═══ Excerpted records

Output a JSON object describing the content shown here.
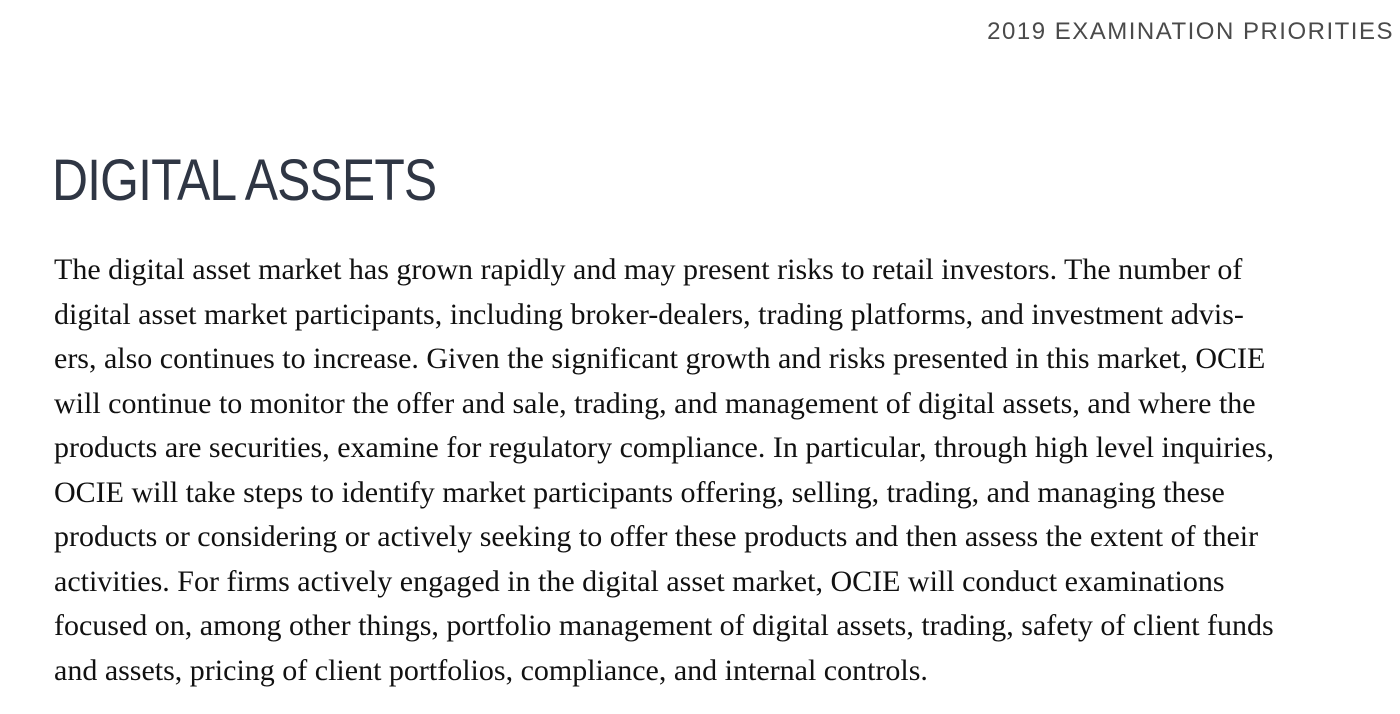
{
  "header": {
    "running_title": "2019 EXAMINATION PRIORITIES"
  },
  "section": {
    "title": "DIGITAL ASSETS",
    "lines": [
      "The digital asset market has grown rapidly and may present risks to retail investors. The number of",
      "digital asset market participants, including broker-dealers, trading platforms, and investment advis-",
      "ers, also continues to increase. Given the significant growth and risks presented in this market, OCIE",
      "will continue to monitor the offer and sale, trading, and management of digital assets, and where the",
      "products are securities, examine for regulatory compliance. In particular, through high level inquiries,",
      "OCIE will take steps to identify market participants offering, selling, trading, and managing these",
      "products or considering or actively seeking to offer these products and then assess the extent of their",
      "activities. For firms actively engaged in the digital asset market, OCIE will conduct examinations",
      "focused on, among other things, portfolio management of digital assets, trading, safety of client funds",
      "and assets, pricing of client portfolios, compliance, and internal controls."
    ]
  }
}
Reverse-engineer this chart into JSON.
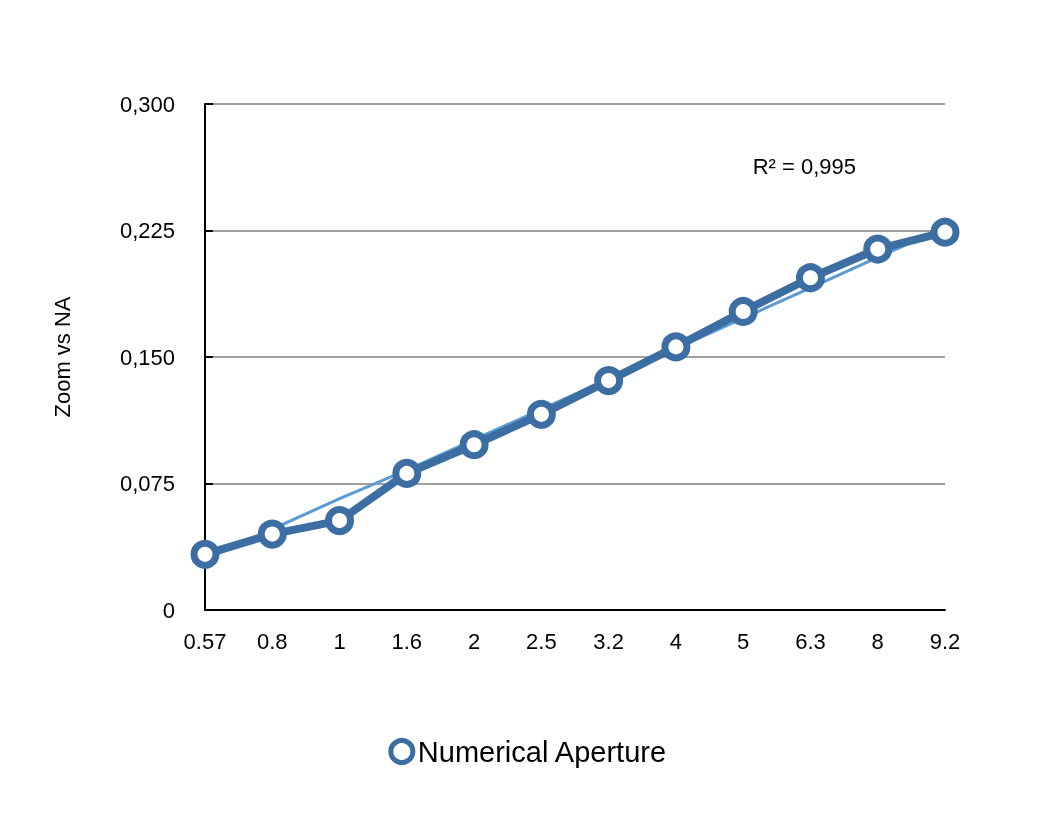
{
  "chart_data": {
    "type": "line",
    "ylabel": "Zoom vs NA",
    "categories": [
      "0.57",
      "0.8",
      "1",
      "1.6",
      "2",
      "2.5",
      "3.2",
      "4",
      "5",
      "6.3",
      "8",
      "9.2"
    ],
    "series": [
      {
        "name": "Numerical Aperture",
        "color": "#3d6ea3",
        "values": [
          0.033,
          0.045,
          0.053,
          0.081,
          0.098,
          0.116,
          0.136,
          0.156,
          0.177,
          0.197,
          0.214,
          0.224
        ]
      },
      {
        "type": "line",
        "color": "#5b9bd5",
        "marker": "none",
        "values": [
          0.03,
          0.048,
          0.066,
          0.083,
          0.101,
          0.119,
          0.137,
          0.155,
          0.173,
          0.191,
          0.209,
          0.227
        ]
      }
    ],
    "ylim": [
      0,
      0.3
    ],
    "yticks": [
      0,
      {
        "value": 0.075,
        "label": "0,075"
      },
      {
        "value": 0.15,
        "label": "0,150"
      },
      {
        "value": 0.225,
        "label": "0,225"
      },
      {
        "value": 0.3,
        "label": "0,300"
      }
    ],
    "grid": "y",
    "legend": "bottom",
    "marker": "circle",
    "line_style": "solid",
    "annotations": [
      "R² = 0,995"
    ]
  }
}
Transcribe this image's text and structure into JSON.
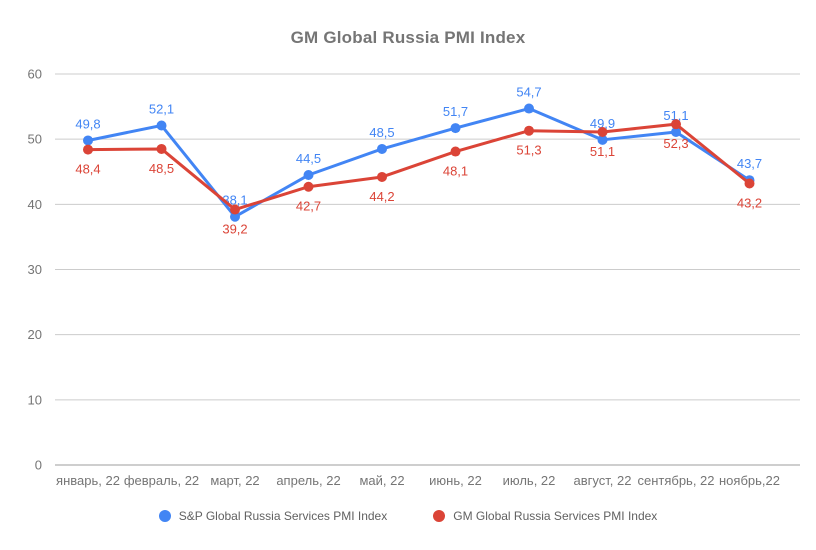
{
  "chart_data": {
    "type": "line",
    "title": "GM Global Russia PMI Index",
    "categories": [
      "январь, 22",
      "февраль, 22",
      "март, 22",
      "апрель, 22",
      "май, 22",
      "июнь, 22",
      "июль, 22",
      "август, 22",
      "сентябрь, 22",
      "ноябрь,22"
    ],
    "series": [
      {
        "name": "S&P Global Russia Services PMI Index",
        "color": "#4285f4",
        "label_position": "above",
        "values": [
          49.8,
          52.1,
          38.1,
          44.5,
          48.5,
          51.7,
          54.7,
          49.9,
          51.1,
          43.7
        ]
      },
      {
        "name": "GM Global Russia Services PMI Index",
        "color": "#db4437",
        "label_position": "below",
        "values": [
          48.4,
          48.5,
          39.2,
          42.7,
          44.2,
          48.1,
          51.3,
          51.1,
          52.3,
          43.2
        ]
      }
    ],
    "ylim": [
      0,
      60
    ],
    "yticks": [
      0,
      10,
      20,
      30,
      40,
      50,
      60
    ],
    "grid": true,
    "legend_position": "bottom",
    "decimal_separator": ",",
    "colors": {
      "gridline": "#cccccc",
      "baseline": "#9e9e9e",
      "axis_text": "#757575"
    }
  }
}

══════

● **Objective**:
State only the count of lines above that hold the string "compliance".

● **Task response**:
2